■ Exercise details
Extract each line from the entries below that has the string "image" in it.

■ Input records
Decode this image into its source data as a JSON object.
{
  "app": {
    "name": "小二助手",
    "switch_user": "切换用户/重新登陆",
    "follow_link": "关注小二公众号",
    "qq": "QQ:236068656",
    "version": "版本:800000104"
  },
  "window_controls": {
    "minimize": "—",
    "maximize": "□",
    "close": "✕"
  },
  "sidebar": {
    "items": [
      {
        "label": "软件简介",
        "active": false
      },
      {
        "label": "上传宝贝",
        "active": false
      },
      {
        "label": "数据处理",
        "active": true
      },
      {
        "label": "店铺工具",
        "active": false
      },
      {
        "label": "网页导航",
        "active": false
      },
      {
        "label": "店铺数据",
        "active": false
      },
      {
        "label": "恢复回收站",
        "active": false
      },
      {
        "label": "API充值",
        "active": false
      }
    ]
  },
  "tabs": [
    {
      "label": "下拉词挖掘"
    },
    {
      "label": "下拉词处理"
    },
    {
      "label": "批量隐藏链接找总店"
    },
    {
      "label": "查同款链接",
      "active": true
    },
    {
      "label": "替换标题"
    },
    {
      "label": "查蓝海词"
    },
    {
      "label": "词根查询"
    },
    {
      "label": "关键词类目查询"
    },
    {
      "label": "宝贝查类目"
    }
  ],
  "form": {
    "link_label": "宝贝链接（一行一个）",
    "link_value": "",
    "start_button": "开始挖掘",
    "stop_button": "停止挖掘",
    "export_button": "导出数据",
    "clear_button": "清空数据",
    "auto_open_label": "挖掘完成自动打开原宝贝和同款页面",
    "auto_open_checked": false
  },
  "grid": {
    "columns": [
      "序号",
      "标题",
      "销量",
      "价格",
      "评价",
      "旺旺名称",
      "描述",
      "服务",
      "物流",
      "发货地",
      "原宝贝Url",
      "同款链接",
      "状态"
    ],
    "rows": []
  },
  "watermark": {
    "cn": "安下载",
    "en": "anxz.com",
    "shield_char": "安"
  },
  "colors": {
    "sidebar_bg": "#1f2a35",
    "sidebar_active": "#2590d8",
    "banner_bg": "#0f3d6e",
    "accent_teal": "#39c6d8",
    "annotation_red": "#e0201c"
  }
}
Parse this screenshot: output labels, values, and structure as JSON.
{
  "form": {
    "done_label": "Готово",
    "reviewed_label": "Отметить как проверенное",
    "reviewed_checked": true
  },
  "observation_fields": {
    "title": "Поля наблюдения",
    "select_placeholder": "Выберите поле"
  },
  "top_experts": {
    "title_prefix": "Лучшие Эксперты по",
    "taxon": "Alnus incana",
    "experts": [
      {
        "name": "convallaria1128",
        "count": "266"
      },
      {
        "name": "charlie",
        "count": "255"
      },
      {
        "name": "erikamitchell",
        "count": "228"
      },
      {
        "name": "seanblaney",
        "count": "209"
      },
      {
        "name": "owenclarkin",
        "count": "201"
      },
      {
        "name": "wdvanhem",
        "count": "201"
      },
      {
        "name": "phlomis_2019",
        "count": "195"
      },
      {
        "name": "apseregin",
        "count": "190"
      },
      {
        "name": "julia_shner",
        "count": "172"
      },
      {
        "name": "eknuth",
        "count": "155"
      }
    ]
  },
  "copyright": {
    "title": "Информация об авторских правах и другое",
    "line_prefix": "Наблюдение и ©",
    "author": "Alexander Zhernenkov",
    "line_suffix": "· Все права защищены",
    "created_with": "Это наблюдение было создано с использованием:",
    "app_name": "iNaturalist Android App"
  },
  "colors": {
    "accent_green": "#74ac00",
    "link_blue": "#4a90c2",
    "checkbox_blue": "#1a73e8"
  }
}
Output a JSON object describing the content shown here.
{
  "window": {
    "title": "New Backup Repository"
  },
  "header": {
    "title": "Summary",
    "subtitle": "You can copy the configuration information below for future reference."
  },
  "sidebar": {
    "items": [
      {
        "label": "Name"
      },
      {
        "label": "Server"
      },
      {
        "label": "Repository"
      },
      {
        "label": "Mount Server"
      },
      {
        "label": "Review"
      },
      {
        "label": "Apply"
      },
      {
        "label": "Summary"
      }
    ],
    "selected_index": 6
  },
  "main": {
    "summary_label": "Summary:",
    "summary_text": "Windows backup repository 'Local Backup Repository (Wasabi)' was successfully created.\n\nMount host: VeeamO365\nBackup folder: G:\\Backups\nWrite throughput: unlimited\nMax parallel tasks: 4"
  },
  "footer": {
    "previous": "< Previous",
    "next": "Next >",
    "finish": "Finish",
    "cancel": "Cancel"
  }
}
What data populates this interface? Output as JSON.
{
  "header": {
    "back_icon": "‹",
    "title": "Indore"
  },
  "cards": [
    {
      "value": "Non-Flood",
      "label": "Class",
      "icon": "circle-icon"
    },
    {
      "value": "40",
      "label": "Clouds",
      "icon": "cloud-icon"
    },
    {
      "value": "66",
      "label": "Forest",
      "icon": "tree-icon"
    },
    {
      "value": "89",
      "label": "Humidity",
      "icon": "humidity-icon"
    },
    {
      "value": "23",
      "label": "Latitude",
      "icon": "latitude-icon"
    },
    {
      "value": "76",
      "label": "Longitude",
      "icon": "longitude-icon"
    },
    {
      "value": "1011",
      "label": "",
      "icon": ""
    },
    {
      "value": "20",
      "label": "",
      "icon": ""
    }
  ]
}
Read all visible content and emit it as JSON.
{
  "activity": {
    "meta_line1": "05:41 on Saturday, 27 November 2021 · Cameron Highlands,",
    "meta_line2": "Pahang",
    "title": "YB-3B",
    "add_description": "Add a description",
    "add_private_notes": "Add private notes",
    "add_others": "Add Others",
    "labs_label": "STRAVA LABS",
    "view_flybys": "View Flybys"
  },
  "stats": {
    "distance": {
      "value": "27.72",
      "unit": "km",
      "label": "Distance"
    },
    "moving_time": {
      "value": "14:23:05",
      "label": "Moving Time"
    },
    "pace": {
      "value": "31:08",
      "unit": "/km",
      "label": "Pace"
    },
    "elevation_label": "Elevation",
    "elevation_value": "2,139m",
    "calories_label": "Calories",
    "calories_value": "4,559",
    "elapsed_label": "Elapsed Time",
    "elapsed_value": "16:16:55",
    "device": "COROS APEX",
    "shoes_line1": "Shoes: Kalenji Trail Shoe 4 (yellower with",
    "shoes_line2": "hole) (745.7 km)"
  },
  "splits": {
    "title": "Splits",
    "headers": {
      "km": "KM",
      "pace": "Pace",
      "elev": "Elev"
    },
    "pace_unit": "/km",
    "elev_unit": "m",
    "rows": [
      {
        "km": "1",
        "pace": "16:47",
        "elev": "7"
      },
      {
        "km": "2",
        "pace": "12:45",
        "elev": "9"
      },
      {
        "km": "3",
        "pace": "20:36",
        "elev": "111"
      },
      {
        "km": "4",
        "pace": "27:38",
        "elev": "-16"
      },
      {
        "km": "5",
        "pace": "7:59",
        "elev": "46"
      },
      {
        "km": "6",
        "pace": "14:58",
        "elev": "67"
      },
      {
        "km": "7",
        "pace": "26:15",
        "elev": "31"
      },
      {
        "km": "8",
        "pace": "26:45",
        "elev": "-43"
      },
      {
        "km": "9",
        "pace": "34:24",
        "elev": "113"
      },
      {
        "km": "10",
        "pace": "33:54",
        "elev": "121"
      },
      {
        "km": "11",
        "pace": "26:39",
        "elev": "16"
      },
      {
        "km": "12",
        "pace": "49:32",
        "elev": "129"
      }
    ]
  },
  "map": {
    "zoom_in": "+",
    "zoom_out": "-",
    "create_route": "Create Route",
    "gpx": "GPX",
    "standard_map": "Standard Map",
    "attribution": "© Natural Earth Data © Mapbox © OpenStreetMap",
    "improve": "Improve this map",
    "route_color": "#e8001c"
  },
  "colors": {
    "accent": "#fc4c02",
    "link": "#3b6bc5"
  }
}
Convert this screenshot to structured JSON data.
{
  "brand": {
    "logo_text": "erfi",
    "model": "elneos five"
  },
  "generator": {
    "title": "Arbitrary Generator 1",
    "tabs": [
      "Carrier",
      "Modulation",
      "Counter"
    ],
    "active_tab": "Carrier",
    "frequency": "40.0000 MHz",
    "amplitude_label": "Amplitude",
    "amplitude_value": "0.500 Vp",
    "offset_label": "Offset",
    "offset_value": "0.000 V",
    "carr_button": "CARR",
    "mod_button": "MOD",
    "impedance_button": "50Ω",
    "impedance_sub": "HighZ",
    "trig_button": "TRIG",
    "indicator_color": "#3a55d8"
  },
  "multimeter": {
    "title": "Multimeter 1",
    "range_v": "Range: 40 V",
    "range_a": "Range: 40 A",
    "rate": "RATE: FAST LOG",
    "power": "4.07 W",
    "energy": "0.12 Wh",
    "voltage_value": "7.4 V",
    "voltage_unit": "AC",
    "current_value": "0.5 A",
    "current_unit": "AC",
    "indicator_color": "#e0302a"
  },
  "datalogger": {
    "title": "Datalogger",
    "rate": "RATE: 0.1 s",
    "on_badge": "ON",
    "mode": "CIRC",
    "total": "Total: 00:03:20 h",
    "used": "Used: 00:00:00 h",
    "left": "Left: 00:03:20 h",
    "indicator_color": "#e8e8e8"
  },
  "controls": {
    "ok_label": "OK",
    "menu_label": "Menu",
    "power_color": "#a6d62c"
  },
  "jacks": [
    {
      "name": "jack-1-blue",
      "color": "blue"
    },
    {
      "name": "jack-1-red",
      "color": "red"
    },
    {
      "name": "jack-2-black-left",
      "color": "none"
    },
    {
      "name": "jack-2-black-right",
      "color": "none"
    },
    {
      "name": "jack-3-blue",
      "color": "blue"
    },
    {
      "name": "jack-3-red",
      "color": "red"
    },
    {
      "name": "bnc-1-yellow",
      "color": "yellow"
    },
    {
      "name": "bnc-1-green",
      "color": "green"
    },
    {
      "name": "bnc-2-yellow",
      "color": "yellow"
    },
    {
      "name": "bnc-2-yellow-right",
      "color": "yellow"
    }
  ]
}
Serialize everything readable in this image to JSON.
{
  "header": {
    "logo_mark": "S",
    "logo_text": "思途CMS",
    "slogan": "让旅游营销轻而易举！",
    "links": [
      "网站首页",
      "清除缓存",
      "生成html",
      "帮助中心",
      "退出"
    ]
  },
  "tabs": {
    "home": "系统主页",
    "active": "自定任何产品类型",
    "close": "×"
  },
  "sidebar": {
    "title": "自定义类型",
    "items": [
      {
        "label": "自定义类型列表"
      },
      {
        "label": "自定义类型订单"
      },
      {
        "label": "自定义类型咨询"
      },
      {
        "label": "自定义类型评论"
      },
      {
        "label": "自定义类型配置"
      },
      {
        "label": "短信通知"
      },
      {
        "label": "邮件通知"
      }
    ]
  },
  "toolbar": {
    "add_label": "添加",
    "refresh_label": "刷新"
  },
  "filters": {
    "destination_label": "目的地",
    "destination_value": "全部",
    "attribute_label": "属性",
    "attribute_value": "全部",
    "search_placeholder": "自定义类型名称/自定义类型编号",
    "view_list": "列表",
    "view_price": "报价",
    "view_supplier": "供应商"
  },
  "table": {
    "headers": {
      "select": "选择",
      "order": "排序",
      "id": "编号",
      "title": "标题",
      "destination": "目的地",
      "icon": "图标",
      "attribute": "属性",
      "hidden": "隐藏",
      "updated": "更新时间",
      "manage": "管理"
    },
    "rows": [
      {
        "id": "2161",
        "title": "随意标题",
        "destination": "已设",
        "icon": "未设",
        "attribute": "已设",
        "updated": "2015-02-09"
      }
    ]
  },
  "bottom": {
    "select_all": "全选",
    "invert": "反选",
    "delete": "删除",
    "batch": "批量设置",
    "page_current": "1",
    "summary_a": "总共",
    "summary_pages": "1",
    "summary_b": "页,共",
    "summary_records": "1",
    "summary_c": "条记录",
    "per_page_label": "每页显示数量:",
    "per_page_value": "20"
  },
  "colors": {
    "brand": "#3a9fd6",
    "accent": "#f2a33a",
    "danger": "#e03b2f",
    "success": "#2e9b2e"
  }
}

■ In response
Decode this image into its source data as a JSON object.
Serialize everything readable in this image to JSON.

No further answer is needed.